Start of INFORMATION PROVIDED
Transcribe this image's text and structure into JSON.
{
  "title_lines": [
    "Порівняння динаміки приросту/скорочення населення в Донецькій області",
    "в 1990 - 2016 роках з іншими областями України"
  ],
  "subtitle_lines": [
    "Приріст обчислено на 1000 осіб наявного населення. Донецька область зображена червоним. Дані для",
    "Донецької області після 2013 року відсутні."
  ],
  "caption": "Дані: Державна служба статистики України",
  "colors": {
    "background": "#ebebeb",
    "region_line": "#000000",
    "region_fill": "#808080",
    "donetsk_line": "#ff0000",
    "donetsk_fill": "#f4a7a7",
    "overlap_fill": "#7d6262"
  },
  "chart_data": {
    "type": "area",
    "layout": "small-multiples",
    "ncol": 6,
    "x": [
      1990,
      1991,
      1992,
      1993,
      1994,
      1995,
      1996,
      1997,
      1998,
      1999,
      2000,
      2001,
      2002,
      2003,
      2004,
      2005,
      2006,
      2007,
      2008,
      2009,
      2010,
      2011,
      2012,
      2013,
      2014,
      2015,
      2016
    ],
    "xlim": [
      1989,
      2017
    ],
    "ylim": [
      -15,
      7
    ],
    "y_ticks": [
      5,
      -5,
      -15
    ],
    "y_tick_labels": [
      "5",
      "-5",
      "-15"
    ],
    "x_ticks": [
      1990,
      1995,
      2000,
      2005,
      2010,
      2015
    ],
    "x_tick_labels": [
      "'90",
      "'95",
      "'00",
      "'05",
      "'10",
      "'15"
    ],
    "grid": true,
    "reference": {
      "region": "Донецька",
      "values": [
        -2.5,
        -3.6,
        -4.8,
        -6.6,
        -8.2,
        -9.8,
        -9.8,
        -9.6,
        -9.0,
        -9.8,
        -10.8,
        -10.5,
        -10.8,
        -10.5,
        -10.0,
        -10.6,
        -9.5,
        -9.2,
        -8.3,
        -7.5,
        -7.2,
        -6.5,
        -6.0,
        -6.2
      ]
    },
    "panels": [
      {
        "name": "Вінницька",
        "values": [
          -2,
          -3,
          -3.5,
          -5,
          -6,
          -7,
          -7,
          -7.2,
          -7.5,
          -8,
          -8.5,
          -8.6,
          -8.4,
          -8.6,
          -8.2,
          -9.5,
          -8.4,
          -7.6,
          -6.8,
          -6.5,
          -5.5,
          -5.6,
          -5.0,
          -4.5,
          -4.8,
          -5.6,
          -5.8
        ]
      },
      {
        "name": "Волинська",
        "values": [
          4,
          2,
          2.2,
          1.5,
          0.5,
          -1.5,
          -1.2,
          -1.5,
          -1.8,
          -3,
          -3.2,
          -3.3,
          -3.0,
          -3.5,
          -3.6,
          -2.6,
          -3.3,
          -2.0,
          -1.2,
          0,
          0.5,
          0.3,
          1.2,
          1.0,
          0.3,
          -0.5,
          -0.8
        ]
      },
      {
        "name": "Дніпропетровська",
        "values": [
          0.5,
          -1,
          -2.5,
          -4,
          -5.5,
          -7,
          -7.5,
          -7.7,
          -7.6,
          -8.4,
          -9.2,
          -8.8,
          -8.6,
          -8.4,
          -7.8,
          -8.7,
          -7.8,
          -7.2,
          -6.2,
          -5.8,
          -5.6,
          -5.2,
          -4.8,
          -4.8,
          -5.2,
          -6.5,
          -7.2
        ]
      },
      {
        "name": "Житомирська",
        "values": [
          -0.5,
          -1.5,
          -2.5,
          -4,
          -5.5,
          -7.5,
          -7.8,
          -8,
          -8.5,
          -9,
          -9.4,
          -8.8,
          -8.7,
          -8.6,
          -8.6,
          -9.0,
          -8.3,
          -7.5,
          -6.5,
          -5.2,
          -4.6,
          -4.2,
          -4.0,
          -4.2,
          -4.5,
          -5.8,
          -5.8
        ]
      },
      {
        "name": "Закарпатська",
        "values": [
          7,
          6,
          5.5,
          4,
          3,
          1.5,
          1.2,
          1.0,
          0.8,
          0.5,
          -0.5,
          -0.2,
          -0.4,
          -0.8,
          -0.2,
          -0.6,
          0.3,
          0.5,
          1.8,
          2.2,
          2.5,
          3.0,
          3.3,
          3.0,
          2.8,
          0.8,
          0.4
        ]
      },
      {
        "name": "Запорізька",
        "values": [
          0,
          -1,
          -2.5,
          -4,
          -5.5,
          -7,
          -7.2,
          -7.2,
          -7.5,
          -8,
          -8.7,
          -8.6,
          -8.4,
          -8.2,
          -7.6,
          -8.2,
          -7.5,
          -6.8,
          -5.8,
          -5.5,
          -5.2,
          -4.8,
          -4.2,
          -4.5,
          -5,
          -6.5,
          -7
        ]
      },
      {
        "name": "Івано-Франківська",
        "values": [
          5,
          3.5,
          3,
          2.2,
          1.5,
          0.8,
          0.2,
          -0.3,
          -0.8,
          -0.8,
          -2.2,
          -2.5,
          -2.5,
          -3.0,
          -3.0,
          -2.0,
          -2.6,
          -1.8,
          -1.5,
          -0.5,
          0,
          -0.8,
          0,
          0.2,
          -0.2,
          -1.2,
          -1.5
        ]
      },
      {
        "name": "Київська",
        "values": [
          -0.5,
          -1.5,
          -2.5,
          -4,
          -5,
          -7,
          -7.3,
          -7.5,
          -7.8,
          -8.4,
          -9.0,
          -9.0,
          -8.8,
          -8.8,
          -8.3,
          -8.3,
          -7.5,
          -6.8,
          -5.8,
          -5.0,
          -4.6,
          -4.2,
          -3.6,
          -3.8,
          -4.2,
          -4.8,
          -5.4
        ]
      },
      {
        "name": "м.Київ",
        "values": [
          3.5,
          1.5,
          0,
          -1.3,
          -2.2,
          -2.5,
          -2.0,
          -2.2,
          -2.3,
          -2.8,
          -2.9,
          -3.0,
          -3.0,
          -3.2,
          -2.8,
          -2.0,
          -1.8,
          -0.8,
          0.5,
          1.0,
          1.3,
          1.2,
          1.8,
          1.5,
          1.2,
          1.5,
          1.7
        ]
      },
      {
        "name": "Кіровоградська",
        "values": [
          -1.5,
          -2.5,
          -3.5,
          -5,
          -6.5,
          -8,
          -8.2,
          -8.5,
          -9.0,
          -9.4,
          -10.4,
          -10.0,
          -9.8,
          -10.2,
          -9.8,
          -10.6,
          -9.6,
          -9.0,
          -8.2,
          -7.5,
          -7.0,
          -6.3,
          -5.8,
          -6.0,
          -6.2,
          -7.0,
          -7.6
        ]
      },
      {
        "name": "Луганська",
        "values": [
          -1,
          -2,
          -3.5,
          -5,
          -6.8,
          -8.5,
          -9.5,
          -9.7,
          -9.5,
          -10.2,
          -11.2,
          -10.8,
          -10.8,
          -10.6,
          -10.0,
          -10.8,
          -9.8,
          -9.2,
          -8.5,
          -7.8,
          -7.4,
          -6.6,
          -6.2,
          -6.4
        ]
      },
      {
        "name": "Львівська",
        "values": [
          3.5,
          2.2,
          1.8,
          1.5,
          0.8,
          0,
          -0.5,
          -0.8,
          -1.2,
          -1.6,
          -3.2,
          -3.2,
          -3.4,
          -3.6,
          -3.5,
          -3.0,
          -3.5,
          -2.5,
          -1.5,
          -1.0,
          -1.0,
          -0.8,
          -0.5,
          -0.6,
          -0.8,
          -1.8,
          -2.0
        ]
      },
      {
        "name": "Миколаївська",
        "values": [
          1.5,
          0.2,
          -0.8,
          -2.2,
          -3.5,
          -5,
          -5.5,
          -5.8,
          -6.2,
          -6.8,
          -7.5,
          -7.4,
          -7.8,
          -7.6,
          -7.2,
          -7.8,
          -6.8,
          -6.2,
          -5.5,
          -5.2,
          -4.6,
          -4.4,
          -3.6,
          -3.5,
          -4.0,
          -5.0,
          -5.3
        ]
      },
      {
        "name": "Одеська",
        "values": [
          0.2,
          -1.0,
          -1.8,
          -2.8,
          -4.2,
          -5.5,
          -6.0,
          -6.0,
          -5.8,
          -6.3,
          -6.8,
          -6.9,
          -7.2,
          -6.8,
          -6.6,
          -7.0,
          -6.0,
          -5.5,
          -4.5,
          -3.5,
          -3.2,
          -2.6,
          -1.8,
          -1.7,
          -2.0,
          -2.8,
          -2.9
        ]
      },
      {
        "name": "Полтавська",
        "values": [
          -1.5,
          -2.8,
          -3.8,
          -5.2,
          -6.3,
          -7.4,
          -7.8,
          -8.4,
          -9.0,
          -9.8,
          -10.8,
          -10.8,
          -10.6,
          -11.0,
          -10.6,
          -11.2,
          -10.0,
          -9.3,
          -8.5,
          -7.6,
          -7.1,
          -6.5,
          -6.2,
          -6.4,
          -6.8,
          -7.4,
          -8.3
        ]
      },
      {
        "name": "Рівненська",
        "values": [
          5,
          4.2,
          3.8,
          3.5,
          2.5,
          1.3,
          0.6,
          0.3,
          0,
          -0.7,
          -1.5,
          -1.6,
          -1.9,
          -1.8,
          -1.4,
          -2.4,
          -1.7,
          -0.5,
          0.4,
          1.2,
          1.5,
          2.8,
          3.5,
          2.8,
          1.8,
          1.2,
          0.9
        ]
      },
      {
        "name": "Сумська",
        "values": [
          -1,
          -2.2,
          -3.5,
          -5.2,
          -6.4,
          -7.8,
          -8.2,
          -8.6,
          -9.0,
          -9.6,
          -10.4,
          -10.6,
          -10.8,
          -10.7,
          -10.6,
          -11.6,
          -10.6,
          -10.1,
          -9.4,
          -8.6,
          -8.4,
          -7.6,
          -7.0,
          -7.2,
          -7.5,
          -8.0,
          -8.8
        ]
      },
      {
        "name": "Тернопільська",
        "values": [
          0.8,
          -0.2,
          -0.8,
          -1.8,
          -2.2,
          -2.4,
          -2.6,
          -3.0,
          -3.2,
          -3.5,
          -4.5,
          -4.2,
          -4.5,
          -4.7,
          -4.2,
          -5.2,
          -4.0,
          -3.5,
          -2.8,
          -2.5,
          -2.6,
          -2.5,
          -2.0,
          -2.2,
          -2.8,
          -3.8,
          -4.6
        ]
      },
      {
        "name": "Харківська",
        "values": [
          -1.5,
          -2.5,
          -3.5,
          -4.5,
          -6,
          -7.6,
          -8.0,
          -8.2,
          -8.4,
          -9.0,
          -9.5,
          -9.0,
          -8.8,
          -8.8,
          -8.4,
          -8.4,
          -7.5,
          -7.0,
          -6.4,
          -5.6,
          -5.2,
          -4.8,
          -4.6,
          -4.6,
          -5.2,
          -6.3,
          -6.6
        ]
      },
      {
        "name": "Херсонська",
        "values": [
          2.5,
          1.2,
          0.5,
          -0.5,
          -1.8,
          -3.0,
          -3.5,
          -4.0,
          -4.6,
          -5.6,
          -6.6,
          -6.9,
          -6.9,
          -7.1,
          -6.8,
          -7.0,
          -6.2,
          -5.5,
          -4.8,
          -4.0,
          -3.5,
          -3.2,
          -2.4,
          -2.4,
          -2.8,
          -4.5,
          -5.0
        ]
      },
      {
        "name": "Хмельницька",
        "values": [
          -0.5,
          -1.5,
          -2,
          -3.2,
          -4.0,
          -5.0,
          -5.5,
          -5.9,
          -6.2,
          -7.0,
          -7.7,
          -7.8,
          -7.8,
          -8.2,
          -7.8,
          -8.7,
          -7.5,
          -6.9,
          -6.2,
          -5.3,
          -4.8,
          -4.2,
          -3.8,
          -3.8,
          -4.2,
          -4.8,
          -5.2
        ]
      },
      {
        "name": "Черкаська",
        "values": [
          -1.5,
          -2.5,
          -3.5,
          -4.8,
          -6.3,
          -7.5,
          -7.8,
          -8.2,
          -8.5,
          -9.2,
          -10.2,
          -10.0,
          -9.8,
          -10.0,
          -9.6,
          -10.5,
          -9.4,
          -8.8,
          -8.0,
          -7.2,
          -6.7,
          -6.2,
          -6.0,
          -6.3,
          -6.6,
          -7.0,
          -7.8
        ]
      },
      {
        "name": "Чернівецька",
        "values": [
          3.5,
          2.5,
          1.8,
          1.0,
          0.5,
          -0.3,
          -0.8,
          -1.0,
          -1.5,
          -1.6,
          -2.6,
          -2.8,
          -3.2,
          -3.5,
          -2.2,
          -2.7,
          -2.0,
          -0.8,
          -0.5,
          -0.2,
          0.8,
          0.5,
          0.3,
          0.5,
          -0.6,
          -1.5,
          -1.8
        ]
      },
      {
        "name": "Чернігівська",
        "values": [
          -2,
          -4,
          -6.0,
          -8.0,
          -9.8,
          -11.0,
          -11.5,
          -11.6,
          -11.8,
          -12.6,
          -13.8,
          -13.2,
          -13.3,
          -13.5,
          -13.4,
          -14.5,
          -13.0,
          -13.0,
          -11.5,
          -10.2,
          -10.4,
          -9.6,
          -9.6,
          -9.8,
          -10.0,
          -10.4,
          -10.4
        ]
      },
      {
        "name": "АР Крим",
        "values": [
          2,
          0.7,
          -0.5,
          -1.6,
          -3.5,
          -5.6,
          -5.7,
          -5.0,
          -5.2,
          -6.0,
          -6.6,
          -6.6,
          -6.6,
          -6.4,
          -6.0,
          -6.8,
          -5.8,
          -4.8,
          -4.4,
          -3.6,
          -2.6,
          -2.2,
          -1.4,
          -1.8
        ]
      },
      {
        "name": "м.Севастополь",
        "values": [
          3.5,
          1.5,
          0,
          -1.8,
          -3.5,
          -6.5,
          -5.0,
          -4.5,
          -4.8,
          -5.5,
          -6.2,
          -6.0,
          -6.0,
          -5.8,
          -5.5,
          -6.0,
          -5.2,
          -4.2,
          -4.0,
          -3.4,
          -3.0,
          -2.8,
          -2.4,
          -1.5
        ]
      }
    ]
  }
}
End of INFORMATION PROVIDED
Which lines of the material contain the string "Дані"? List each of them.

    "Приріст обчислено на 1000 осіб наявного населення. Донецька область зображена червоним. Дані для",
  "caption": "Дані: Державна служба статистики України",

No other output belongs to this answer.